Collected data entries:
=-=-=

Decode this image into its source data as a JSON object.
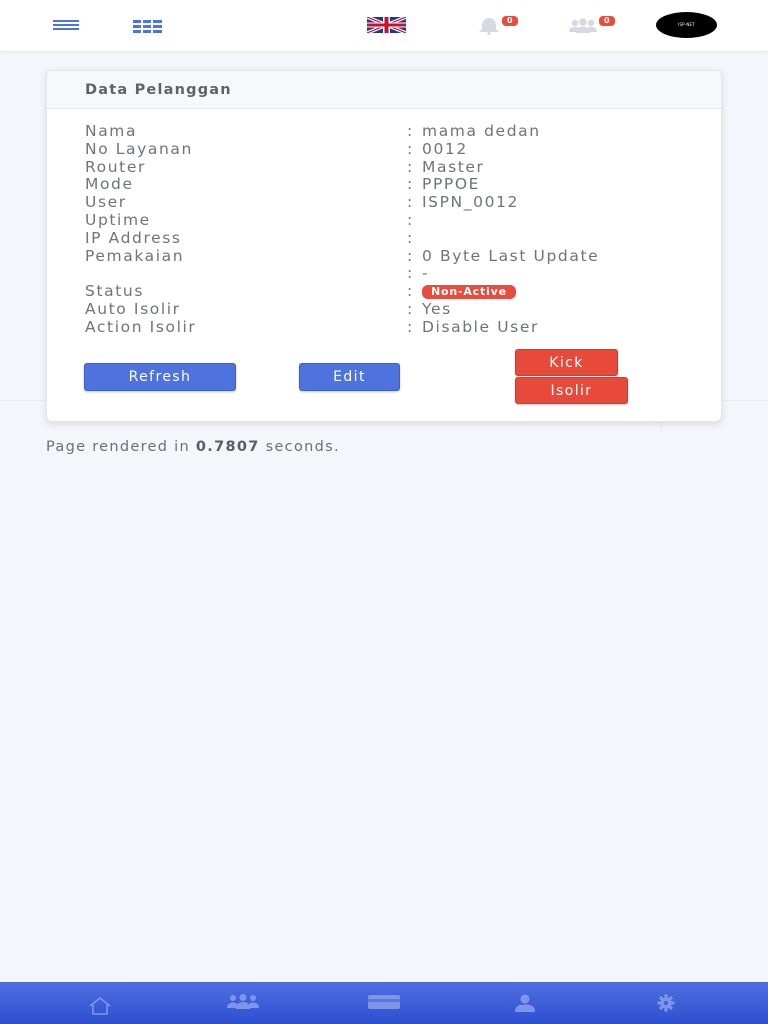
{
  "navbar": {
    "icons": [
      "menu-icon",
      "apps-icon",
      "uk-flag-icon",
      "bell-icon",
      "users-icon"
    ],
    "notifications_count": "0",
    "users_count": "0",
    "avatar_text": "ISP-NET"
  },
  "card": {
    "title": "Data Pelanggan",
    "rows": [
      {
        "label": "Nama",
        "sep": ":",
        "value": "mama dedan"
      },
      {
        "label": "No Layanan",
        "sep": ":",
        "value": "0012"
      },
      {
        "label": "Router",
        "sep": ":",
        "value": "Master"
      },
      {
        "label": "Mode",
        "sep": ":",
        "value": "PPPOE"
      },
      {
        "label": "User",
        "sep": ":",
        "value": "ISPN_0012"
      },
      {
        "label": "Uptime",
        "sep": ":",
        "value": ""
      },
      {
        "label": "IP Address",
        "sep": ":",
        "value": ""
      },
      {
        "label": "Pemakaian",
        "sep": ":",
        "value": "0 Byte Last Update"
      },
      {
        "label": "",
        "sep": ":",
        "value": "-"
      },
      {
        "label": "Status",
        "sep": ":",
        "value": "Non-Active"
      },
      {
        "label": "Auto Isolir",
        "sep": ":",
        "value": "Yes"
      },
      {
        "label": "Action Isolir",
        "sep": ":",
        "value": "Disable User"
      }
    ],
    "buttons": {
      "refresh": "Refresh",
      "edit": "Edit",
      "kick": "Kick",
      "isolir": "Isolir"
    }
  },
  "footer": {
    "prefix": "Page rendered in",
    "time": "0.7807",
    "suffix": "seconds."
  },
  "bottom_nav": {
    "icons": [
      "home-icon",
      "users-icon",
      "credit-card-icon",
      "user-icon",
      "gear-icon"
    ]
  },
  "colors": {
    "primary": "#4e73df",
    "danger": "#e74a3b",
    "background": "#f5f6fb",
    "text": "#6c6f77"
  }
}
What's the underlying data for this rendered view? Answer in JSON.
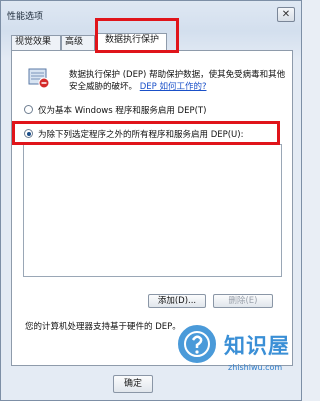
{
  "window": {
    "title": "性能选项",
    "close_glyph": "✕"
  },
  "tabs": [
    {
      "label": "视觉效果"
    },
    {
      "label": "高级"
    },
    {
      "label": "数据执行保护"
    }
  ],
  "dep": {
    "description": "数据执行保护 (DEP) 帮助保护数据，使其免受病毒和其他安全威胁的破坏。",
    "link": "DEP 如何工作的?",
    "option_basic": "仅为基本 Windows 程序和服务启用 DEP(T)",
    "option_all": "为除下列选定程序之外的所有程序和服务启用 DEP(U):",
    "selected_option": "option_all",
    "add_button": "添加(D)...",
    "remove_button": "删除(E)",
    "status": "您的计算机处理器支持基于硬件的 DEP。"
  },
  "footer": {
    "ok_button": "确定"
  },
  "watermark": {
    "brand": "知识屋",
    "url": "zhishiwu.com"
  },
  "colors": {
    "highlight": "#e0141a",
    "link": "#1a50c8",
    "brand": "#3a8fd6"
  }
}
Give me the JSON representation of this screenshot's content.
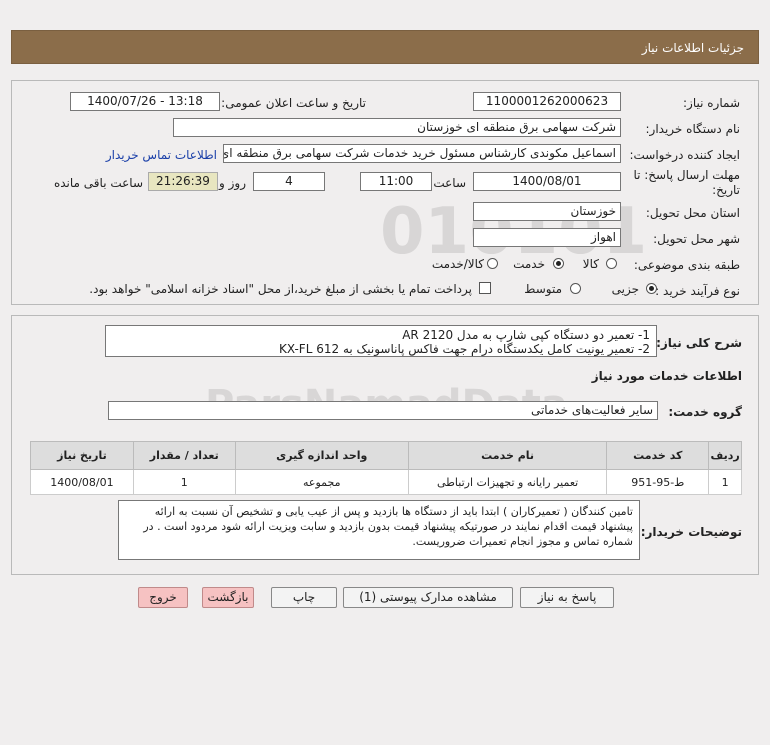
{
  "header": {
    "title": "جزئیات اطلاعات نیاز"
  },
  "need_number": {
    "label": "شماره نیاز:",
    "value": "1100001262000623"
  },
  "announce_date": {
    "label": "تاریخ و ساعت اعلان عمومی:",
    "value": "1400/07/26 - 13:18"
  },
  "buyer_org": {
    "label": "نام دستگاه خریدار:",
    "value": "شرکت سهامی برق منطقه ای خوزستان"
  },
  "requester": {
    "label": "ایجاد کننده درخواست:",
    "value": "اسماعیل مکوندی کارشناس مسئول خرید خدمات شرکت سهامی برق منطقه ای",
    "contact_link": "اطلاعات تماس خریدار"
  },
  "deadline": {
    "label_line1": "مهلت ارسال پاسخ: تا",
    "label_line2": "تاریخ:",
    "date": "1400/08/01",
    "time_label": "ساعت",
    "time": "11:00",
    "days": "4",
    "days_label": "روز و",
    "remaining": "21:26:39",
    "remaining_label": "ساعت باقی مانده"
  },
  "delivery_province": {
    "label": "استان محل تحویل:",
    "value": "خوزستان"
  },
  "delivery_city": {
    "label": "شهر محل تحویل:",
    "value": "اهواز"
  },
  "category": {
    "label": "طبقه بندی موضوعی:",
    "options": [
      "کالا",
      "خدمت",
      "کالا/خدمت"
    ],
    "selected": "خدمت"
  },
  "purchase_type": {
    "label": "نوع فرآیند خرید :",
    "options": [
      "جزیی",
      "متوسط"
    ],
    "selected": "جزیی",
    "payment_note": "پرداخت تمام یا بخشی از مبلغ خرید،از محل \"اسناد خزانه اسلامی\" خواهد بود."
  },
  "summary": {
    "label": "شرح کلی نیاز:",
    "line1": "1- تعمیر دو دستگاه کپی شارپ به مدل   AR 2120",
    "line2": "2- تعمیر یونیت کامل یکدستگاه درام جهت فاکس پاناسونیک به KX-FL 612"
  },
  "services_title": "اطلاعات خدمات مورد نیاز",
  "service_group": {
    "label": "گروه خدمت:",
    "value": "سایر فعالیت‌های خدماتی"
  },
  "table": {
    "headers": [
      "ردیف",
      "کد خدمت",
      "نام خدمت",
      "واحد اندازه گیری",
      "تعداد / مقدار",
      "تاریخ نیاز"
    ],
    "rows": [
      [
        "1",
        "ط-95-951",
        "تعمیر رایانه و تجهیزات ارتباطی",
        "مجموعه",
        "1",
        "1400/08/01"
      ]
    ]
  },
  "buyer_notes": {
    "label": "توضیحات خریدار:",
    "text": "تامین کنندگان ( تعمیرکاران ) ابتدا باید از دستگاه ها بازدید و پس از عیب یابی و تشخیص آن نسبت به ارائه پیشنهاد قیمت اقدام نمایند در صورتیکه پیشنهاد قیمت بدون بازدید و سابت ویزیت ارائه شود مردود است . در شماره تماس و مجوز انجام تعمیرات ضروریست."
  },
  "buttons": {
    "reply": "پاسخ به نیاز",
    "attachments": "مشاهده مدارک پیوستی (1)",
    "print": "چاپ",
    "back": "بازگشت",
    "exit": "خروج"
  },
  "watermark": {
    "brand": "ParsNamadData",
    "code": "010101"
  },
  "colors": {
    "header": "#8b6d4a",
    "link": "#1a3fa8",
    "exit_button": "#f6c2c2"
  }
}
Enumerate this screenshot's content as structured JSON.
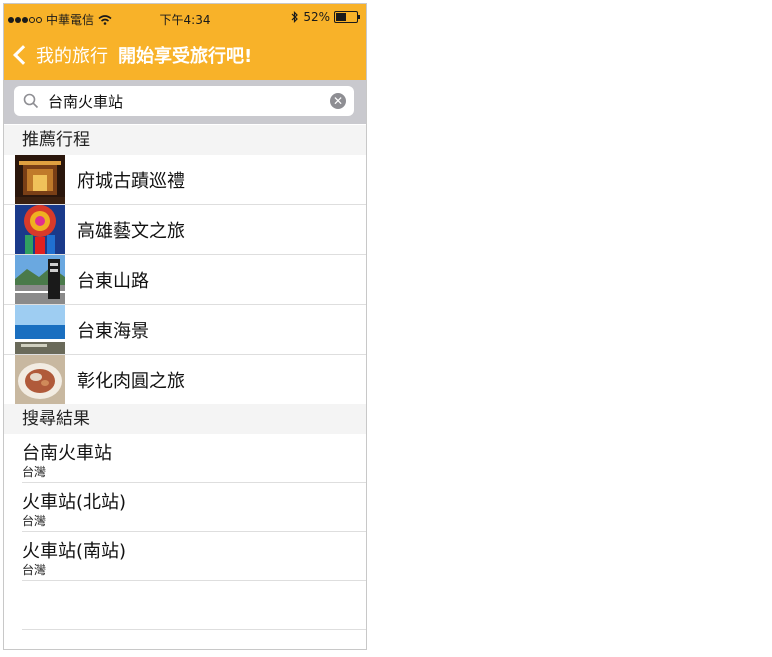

=-=-=

### Task requirements:
Quote the entries above word for word. Leave the images out.

### Solved exercise:
Decode this image into its source data as a JSON object.
{
  "navbar": {
    "icons": [
      "menu-icon",
      "apps-icon",
      "uk-flag-icon",
      "bell-icon",
      "users-icon"
    ],
    "notifications_count": "0",
    "users_count": "0",
    "avatar_text": "ISP-NET"
  },
  "card": {
    "title": "Data Pelanggan",
    "rows": [
      {
        "label": "Nama",
        "sep": ":",
        "value": "mama dedan"
      },
      {
        "label": "No Layanan",
        "sep": ":",
        "value": "0012"
      },
      {
        "label": "Router",
        "sep": ":",
        "value": "Master"
      },
      {
        "label": "Mode",
        "sep": ":",
        "value": "PPPOE"
      },
      {
        "label": "User",
        "sep": ":",
        "value": "ISPN_0012"
      },
      {
        "label": "Uptime",
        "sep": ":",
        "value": ""
      },
      {
        "label": "IP Address",
        "sep": ":",
        "value": ""
      },
      {
        "label": "Pemakaian",
        "sep": ":",
        "value": "0 Byte Last Update"
      },
      {
        "label": "",
        "sep": ":",
        "value": "-"
      },
      {
        "label": "Status",
        "sep": ":",
        "value": "Non-Active"
      },
      {
        "label": "Auto Isolir",
        "sep": ":",
        "value": "Yes"
      },
      {
        "label": "Action Isolir",
        "sep": ":",
        "value": "Disable User"
      }
    ],
    "buttons": {
      "refresh": "Refresh",
      "edit": "Edit",
      "kick": "Kick",
      "isolir": "Isolir"
    }
  },
  "footer": {
    "prefix": "Page rendered in",
    "time": "0.7807",
    "suffix": "seconds."
  },
  "bottom_nav": {
    "icons": [
      "home-icon",
      "users-icon",
      "credit-card-icon",
      "user-icon",
      "gear-icon"
    ]
  },
  "colors": {
    "primary": "#4e73df",
    "danger": "#e74a3b",
    "background": "#f5f6fb",
    "text": "#6c6f77"
  }
}
What's the underlying data for this rendered view? Answer in JSON.
{
  "window": {
    "title": "性能选项",
    "close_glyph": "✕"
  },
  "tabs": [
    {
      "label": "视觉效果"
    },
    {
      "label": "高级"
    },
    {
      "label": "数据执行保护"
    }
  ],
  "dep": {
    "description": "数据执行保护 (DEP) 帮助保护数据，使其免受病毒和其他安全威胁的破坏。",
    "link": "DEP 如何工作的?",
    "option_basic": "仅为基本 Windows 程序和服务启用 DEP(T)",
    "option_all": "为除下列选定程序之外的所有程序和服务启用 DEP(U):",
    "selected_option": "option_all",
    "add_button": "添加(D)...",
    "remove_button": "删除(E)",
    "status": "您的计算机处理器支持基于硬件的 DEP。"
  },
  "footer": {
    "ok_button": "确定"
  },
  "watermark": {
    "brand": "知识屋",
    "url": "zhishiwu.com"
  },
  "colors": {
    "highlight": "#e0141a",
    "link": "#1a50c8",
    "brand": "#3a8fd6"
  }
}
Give me the JSON representation of this screenshot's content.
{
  "header": {
    "title": "جزئیات اطلاعات نیاز"
  },
  "need_number": {
    "label": "شماره نیاز:",
    "value": "1100001262000623"
  },
  "announce_date": {
    "label": "تاریخ و ساعت اعلان عمومی:",
    "value": "1400/07/26 - 13:18"
  },
  "buyer_org": {
    "label": "نام دستگاه خریدار:",
    "value": "شرکت سهامی برق منطقه ای خوزستان"
  },
  "requester": {
    "label": "ایجاد کننده درخواست:",
    "value": "اسماعیل مکوندی کارشناس مسئول خرید خدمات شرکت سهامی برق منطقه ای",
    "contact_link": "اطلاعات تماس خریدار"
  },
  "deadline": {
    "label_line1": "مهلت ارسال پاسخ: تا",
    "label_line2": "تاریخ:",
    "date": "1400/08/01",
    "time_label": "ساعت",
    "time": "11:00",
    "days": "4",
    "days_label": "روز و",
    "remaining": "21:26:39",
    "remaining_label": "ساعت باقی مانده"
  },
  "delivery_province": {
    "label": "استان محل تحویل:",
    "value": "خوزستان"
  },
  "delivery_city": {
    "label": "شهر محل تحویل:",
    "value": "اهواز"
  },
  "category": {
    "label": "طبقه بندی موضوعی:",
    "options": [
      "کالا",
      "خدمت",
      "کالا/خدمت"
    ],
    "selected": "خدمت"
  },
  "purchase_type": {
    "label": "نوع فرآیند خرید :",
    "options": [
      "جزیی",
      "متوسط"
    ],
    "selected": "جزیی",
    "payment_note": "پرداخت تمام یا بخشی از مبلغ خرید،از محل \"اسناد خزانه اسلامی\" خواهد بود."
  },
  "summary": {
    "label": "شرح کلی نیاز:",
    "line1": "1- تعمیر دو دستگاه کپی شارپ به مدل   AR 2120",
    "line2": "2- تعمیر یونیت کامل یکدستگاه درام جهت فاکس پاناسونیک به KX-FL 612"
  },
  "services_title": "اطلاعات خدمات مورد نیاز",
  "service_group": {
    "label": "گروه خدمت:",
    "value": "سایر فعالیت‌های خدماتی"
  },
  "table": {
    "headers": [
      "ردیف",
      "کد خدمت",
      "نام خدمت",
      "واحد اندازه گیری",
      "تعداد / مقدار",
      "تاریخ نیاز"
    ],
    "rows": [
      [
        "1",
        "ط-95-951",
        "تعمیر رایانه و تجهیزات ارتباطی",
        "مجموعه",
        "1",
        "1400/08/01"
      ]
    ]
  },
  "buyer_notes": {
    "label": "توضیحات خریدار:",
    "text": "تامین کنندگان ( تعمیرکاران ) ابتدا باید از دستگاه ها بازدید و پس از عیب یابی و تشخیص آن نسبت به ارائه پیشنهاد قیمت اقدام نمایند در صورتیکه پیشنهاد قیمت بدون بازدید و سابت ویزیت ارائه شود مردود است . در شماره تماس و مجوز انجام تعمیرات ضروریست."
  },
  "buttons": {
    "reply": "پاسخ به نیاز",
    "attachments": "مشاهده مدارک پیوستی (1)",
    "print": "چاپ",
    "back": "بازگشت",
    "exit": "خروج"
  },
  "watermark": {
    "brand": "ParsNamadData",
    "code": "010101"
  },
  "colors": {
    "header": "#8b6d4a",
    "link": "#1a3fa8",
    "exit_button": "#f6c2c2"
  }
}
Enumerate this screenshot's content as structured JSON.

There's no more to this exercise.